> Task details:
Retype every entry in its entirety, without alteration.

> Extracted information:
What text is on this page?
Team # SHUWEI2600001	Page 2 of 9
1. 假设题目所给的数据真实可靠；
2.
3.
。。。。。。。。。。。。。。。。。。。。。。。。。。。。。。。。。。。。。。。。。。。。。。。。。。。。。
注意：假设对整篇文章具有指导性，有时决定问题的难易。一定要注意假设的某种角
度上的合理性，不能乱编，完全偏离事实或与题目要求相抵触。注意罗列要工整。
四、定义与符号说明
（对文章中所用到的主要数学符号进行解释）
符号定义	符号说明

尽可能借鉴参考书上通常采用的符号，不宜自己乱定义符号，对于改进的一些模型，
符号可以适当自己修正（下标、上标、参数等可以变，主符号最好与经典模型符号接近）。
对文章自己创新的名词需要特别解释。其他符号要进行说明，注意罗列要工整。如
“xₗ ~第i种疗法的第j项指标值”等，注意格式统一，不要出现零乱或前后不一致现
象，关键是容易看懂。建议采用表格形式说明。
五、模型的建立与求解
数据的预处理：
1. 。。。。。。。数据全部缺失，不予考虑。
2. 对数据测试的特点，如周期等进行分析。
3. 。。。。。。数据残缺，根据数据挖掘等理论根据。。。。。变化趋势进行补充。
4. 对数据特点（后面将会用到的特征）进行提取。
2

> The reply:
What text is on this page?
Team # SHUWEI2600001	Page 2 of 9
1. 假设题目所给的数据真实可靠；
2.
3.
。。。。。。。。。。。。。。。。。。。。。。。。。。。。。。。。。。。。。。。。。。。。。。。。。。。。。
注意：假设对整篇文章具有指导性，有时决定问题的难易。一定要注意假设的某种角
度上的合理性，不能乱编，完全偏离事实或与题目要求相抵触。注意罗列要工整。
四、定义与符号说明
（对文章中所用到的主要数学符号进行解释）
符号定义	符号说明

尽可能借鉴参考书上通常采用的符号，不宜自己乱定义符号，对于改进的一些模型，
符号可以适当自己修正（下标、上标、参数等可以变，主符号最好与经典模型符号接近）。
对文章自己创新的名词需要特别解释。其他符号要进行说明，注意罗列要工整。如
“xₗ ~第i种疗法的第j项指标值”等，注意格式统一，不要出现零乱或前后不一致现
象，关键是容易看懂。建议采用表格形式说明。
五、模型的建立与求解
数据的预处理：
1. 。。。。。。。数据全部缺失，不予考虑。
2. 对数据测试的特点，如周期等进行分析。
3. 。。。。。。数据残缺，根据数据挖掘等理论根据。。。。。变化趋势进行补充。
4. 对数据特点（后面将会用到的特征）进行提取。
2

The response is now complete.